Input data ->
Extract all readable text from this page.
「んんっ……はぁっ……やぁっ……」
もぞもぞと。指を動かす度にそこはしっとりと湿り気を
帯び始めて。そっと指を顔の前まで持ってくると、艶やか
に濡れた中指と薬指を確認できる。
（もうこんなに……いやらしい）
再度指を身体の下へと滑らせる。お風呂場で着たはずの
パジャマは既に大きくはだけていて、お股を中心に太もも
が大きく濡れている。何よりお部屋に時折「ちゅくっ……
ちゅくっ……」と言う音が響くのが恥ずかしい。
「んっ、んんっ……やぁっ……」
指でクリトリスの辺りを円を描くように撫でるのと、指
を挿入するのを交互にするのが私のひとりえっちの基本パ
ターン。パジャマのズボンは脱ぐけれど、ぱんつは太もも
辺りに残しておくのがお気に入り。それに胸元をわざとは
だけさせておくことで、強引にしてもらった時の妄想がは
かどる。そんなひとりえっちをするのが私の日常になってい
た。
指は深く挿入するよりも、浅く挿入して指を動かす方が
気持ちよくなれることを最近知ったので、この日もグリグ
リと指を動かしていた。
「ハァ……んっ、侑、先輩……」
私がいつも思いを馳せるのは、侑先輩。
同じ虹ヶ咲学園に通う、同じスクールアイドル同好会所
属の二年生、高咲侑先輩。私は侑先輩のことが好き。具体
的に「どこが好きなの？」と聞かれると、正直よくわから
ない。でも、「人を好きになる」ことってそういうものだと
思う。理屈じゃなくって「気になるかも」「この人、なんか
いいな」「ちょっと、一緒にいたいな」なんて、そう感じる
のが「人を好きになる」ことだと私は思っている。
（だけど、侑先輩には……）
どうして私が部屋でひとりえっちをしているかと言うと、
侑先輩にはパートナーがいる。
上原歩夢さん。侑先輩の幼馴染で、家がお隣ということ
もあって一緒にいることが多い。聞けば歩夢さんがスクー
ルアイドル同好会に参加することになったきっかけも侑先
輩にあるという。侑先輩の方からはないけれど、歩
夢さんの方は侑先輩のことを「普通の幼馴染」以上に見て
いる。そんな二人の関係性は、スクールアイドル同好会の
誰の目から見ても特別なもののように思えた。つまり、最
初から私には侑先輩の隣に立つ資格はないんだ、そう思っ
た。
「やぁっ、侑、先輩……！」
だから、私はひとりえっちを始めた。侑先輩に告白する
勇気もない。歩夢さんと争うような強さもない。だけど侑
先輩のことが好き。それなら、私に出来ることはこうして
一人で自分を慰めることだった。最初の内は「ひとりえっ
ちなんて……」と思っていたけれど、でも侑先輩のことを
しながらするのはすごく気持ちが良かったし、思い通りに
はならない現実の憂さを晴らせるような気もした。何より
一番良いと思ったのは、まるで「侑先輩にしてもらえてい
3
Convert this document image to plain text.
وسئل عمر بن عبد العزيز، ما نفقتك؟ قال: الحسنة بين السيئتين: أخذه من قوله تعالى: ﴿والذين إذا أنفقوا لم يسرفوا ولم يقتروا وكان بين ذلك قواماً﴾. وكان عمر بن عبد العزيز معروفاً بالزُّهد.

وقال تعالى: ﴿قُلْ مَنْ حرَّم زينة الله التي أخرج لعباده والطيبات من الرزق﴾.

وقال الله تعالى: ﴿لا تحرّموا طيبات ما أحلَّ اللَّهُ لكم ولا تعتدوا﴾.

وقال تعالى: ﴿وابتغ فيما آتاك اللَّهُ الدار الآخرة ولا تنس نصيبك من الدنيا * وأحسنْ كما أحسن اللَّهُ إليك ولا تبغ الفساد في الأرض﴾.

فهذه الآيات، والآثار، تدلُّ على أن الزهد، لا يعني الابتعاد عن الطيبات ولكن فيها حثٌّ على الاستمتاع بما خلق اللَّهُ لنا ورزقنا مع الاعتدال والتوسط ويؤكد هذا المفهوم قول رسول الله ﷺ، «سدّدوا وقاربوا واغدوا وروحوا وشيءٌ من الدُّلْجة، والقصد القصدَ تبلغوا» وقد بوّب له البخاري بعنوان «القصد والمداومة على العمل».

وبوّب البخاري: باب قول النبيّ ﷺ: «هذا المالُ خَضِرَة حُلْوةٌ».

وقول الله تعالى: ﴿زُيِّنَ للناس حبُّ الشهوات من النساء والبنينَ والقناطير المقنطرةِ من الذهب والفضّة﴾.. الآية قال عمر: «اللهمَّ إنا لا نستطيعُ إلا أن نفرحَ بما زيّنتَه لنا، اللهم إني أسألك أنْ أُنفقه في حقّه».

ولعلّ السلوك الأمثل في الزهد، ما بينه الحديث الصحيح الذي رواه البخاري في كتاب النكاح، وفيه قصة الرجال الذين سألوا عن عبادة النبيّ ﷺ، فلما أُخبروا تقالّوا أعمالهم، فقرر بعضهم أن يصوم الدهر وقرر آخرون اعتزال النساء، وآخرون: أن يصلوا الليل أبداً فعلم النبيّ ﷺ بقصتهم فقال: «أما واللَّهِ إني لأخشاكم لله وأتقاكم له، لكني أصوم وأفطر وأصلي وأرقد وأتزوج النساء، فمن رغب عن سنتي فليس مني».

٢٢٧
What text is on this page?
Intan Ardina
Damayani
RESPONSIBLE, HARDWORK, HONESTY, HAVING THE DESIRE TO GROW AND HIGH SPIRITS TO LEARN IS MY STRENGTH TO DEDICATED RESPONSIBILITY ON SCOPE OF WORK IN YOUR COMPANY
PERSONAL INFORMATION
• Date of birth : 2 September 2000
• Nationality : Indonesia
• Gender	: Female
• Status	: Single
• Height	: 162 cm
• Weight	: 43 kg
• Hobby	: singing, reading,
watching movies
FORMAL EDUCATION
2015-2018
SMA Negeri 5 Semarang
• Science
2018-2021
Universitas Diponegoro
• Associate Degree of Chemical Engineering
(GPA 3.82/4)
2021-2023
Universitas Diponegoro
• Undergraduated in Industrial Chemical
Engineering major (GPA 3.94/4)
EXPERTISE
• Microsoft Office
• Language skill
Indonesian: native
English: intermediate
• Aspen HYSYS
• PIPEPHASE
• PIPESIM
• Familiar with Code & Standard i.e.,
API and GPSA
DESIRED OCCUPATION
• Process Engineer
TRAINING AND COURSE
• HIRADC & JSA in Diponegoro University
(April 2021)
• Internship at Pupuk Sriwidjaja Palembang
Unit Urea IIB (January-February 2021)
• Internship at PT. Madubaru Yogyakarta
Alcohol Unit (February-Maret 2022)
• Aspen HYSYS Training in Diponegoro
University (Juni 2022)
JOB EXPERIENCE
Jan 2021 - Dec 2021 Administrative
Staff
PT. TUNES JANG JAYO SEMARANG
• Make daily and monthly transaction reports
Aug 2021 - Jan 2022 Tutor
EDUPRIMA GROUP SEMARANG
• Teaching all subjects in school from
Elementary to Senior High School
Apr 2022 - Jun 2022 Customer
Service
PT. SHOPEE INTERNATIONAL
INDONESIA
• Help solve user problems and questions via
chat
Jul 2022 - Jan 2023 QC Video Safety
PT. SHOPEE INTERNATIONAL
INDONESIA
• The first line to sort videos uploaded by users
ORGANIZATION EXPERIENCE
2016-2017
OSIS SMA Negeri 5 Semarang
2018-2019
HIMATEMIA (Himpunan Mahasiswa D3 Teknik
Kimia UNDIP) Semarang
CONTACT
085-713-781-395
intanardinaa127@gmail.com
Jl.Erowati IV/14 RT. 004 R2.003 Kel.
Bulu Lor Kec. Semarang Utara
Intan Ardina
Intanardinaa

What you are asked to do -> Recopy the entries above in their entirety, exactly.

Written solution ->
Extract all readable text from this page.
「んんっ……はぁっ……やぁっ……」
もぞもぞと。指を動かす度にそこはしっとりと湿り気を
帯び始めて。そっと指を顔の前まで持ってくると、艶やか
に濡れた中指と薬指を確認できる。
（もうこんなに……いやらしい）
再度指を身体の下へと滑らせる。お風呂場で着たはずの
パジャマは既に大きくはだけていて、お股を中心に太もも
が大きく濡れている。何よりお部屋に時折「ちゅくっ……
ちゅくっ……」と言う音が響くのが恥ずかしい。
「んっ、んんっ……やぁっ……」
指でクリトリスの辺りを円を描くように撫でるのと、指
を挿入するのを交互にするのが私のひとりえっちの基本パ
ターン。パジャマのズボンは脱ぐけれど、ぱんつは太もも
辺りに残しておくのがお気に入り。それに胸元をわざとは
だけさせておくことで、強引にしてもらった時の妄想がは
かどる。そんなひとりえっちをするのが私の日常になってい
た。
指は深く挿入するよりも、浅く挿入して指を動かす方が
気持ちよくなれることを最近知ったので、この日もグリグ
リと指を動かしていた。
「ハァ……んっ、侑、先輩……」
私がいつも思いを馳せるのは、侑先輩。
同じ虹ヶ咲学園に通う、同じスクールアイドル同好会所
属の二年生、高咲侑先輩。私は侑先輩のことが好き。具体
的に「どこが好きなの？」と聞かれると、正直よくわから
ない。でも、「人を好きになる」ことってそういうものだと
思う。理屈じゃなくって「気になるかも」「この人、なんか
いいな」「ちょっと、一緒にいたいな」なんて、そう感じる
のが「人を好きになる」ことだと私は思っている。
（だけど、侑先輩には……）
どうして私が部屋でひとりえっちをしているかと言うと、
侑先輩にはパートナーがいる。
上原歩夢さん。侑先輩の幼馴染で、家がお隣ということ
もあって一緒にいることが多い。聞けば歩夢さんがスクー
ルアイドル同好会に参加することになったきっかけも侑先
輩にあるという。侑先輩の方からはないけれど、歩
夢さんの方は侑先輩のことを「普通の幼馴染」以上に見て
いる。そんな二人の関係性は、スクールアイドル同好会の
誰の目から見ても特別なもののように思えた。つまり、最
初から私には侑先輩の隣に立つ資格はないんだ、そう思っ
た。
「やぁっ、侑、先輩……！」
だから、私はひとりえっちを始めた。侑先輩に告白する
勇気もない。歩夢さんと争うような強さもない。だけど侑
先輩のことが好き。それなら、私に出来ることはこうして
一人で自分を慰めることだった。最初の内は「ひとりえっ
ちなんて……」と思っていたけれど、でも侑先輩のことを
しながらするのはすごく気持ちが良かったし、思い通りに
はならない現実の憂さを晴らせるような気もした。何より
一番良いと思ったのは、まるで「侑先輩にしてもらえてい
3
Convert this document image to plain text.
وسئل عمر بن عبد العزيز، ما نفقتك؟ قال: الحسنة بين السيئتين: أخذه من قوله تعالى: ﴿والذين إذا أنفقوا لم يسرفوا ولم يقتروا وكان بين ذلك قواماً﴾. وكان عمر بن عبد العزيز معروفاً بالزُّهد.

وقال تعالى: ﴿قُلْ مَنْ حرَّم زينة الله التي أخرج لعباده والطيبات من الرزق﴾.

وقال الله تعالى: ﴿لا تحرّموا طيبات ما أحلَّ اللَّهُ لكم ولا تعتدوا﴾.

وقال تعالى: ﴿وابتغ فيما آتاك اللَّهُ الدار الآخرة ولا تنس نصيبك من الدنيا * وأحسنْ كما أحسن اللَّهُ إليك ولا تبغ الفساد في الأرض﴾.

فهذه الآيات، والآثار، تدلُّ على أن الزهد، لا يعني الابتعاد عن الطيبات ولكن فيها حثٌّ على الاستمتاع بما خلق اللَّهُ لنا ورزقنا مع الاعتدال والتوسط ويؤكد هذا المفهوم قول رسول الله ﷺ، «سدّدوا وقاربوا واغدوا وروحوا وشيءٌ من الدُّلْجة، والقصد القصدَ تبلغوا» وقد بوّب له البخاري بعنوان «القصد والمداومة على العمل».

وبوّب البخاري: باب قول النبيّ ﷺ: «هذا المالُ خَضِرَة حُلْوةٌ».

وقول الله تعالى: ﴿زُيِّنَ للناس حبُّ الشهوات من النساء والبنينَ والقناطير المقنطرةِ من الذهب والفضّة﴾.. الآية قال عمر: «اللهمَّ إنا لا نستطيعُ إلا أن نفرحَ بما زيّنتَه لنا، اللهم إني أسألك أنْ أُنفقه في حقّه».

ولعلّ السلوك الأمثل في الزهد، ما بينه الحديث الصحيح الذي رواه البخاري في كتاب النكاح، وفيه قصة الرجال الذين سألوا عن عبادة النبيّ ﷺ، فلما أُخبروا تقالّوا أعمالهم، فقرر بعضهم أن يصوم الدهر وقرر آخرون اعتزال النساء، وآخرون: أن يصلوا الليل أبداً فعلم النبيّ ﷺ بقصتهم فقال: «أما واللَّهِ إني لأخشاكم لله وأتقاكم له، لكني أصوم وأفطر وأصلي وأرقد وأتزوج النساء، فمن رغب عن سنتي فليس مني».

٢٢٧
What text is on this page?
Intan Ardina
Damayani
RESPONSIBLE, HARDWORK, HONESTY, HAVING THE DESIRE TO GROW AND HIGH SPIRITS TO LEARN IS MY STRENGTH TO DEDICATED RESPONSIBILITY ON SCOPE OF WORK IN YOUR COMPANY
PERSONAL INFORMATION
• Date of birth : 2 September 2000
• Nationality : Indonesia
• Gender	: Female
• Status	: Single
• Height	: 162 cm
• Weight	: 43 kg
• Hobby	: singing, reading,
watching movies
FORMAL EDUCATION
2015-2018
SMA Negeri 5 Semarang
• Science
2018-2021
Universitas Diponegoro
• Associate Degree of Chemical Engineering
(GPA 3.82/4)
2021-2023
Universitas Diponegoro
• Undergraduated in Industrial Chemical
Engineering major (GPA 3.94/4)
EXPERTISE
• Microsoft Office
• Language skill
Indonesian: native
English: intermediate
• Aspen HYSYS
• PIPEPHASE
• PIPESIM
• Familiar with Code & Standard i.e.,
API and GPSA
DESIRED OCCUPATION
• Process Engineer
TRAINING AND COURSE
• HIRADC & JSA in Diponegoro University
(April 2021)
• Internship at Pupuk Sriwidjaja Palembang
Unit Urea IIB (January-February 2021)
• Internship at PT. Madubaru Yogyakarta
Alcohol Unit (February-Maret 2022)
• Aspen HYSYS Training in Diponegoro
University (Juni 2022)
JOB EXPERIENCE
Jan 2021 - Dec 2021 Administrative
Staff
PT. TUNES JANG JAYO SEMARANG
• Make daily and monthly transaction reports
Aug 2021 - Jan 2022 Tutor
EDUPRIMA GROUP SEMARANG
• Teaching all subjects in school from
Elementary to Senior High School
Apr 2022 - Jun 2022 Customer
Service
PT. SHOPEE INTERNATIONAL
INDONESIA
• Help solve user problems and questions via
chat
Jul 2022 - Jan 2023 QC Video Safety
PT. SHOPEE INTERNATIONAL
INDONESIA
• The first line to sort videos uploaded by users
ORGANIZATION EXPERIENCE
2016-2017
OSIS SMA Negeri 5 Semarang
2018-2019
HIMATEMIA (Himpunan Mahasiswa D3 Teknik
Kimia UNDIP) Semarang
CONTACT
085-713-781-395
intanardinaa127@gmail.com
Jl.Erowati IV/14 RT. 004 R2.003 Kel.
Bulu Lor Kec. Semarang Utara
Intan Ardina
Intanardinaa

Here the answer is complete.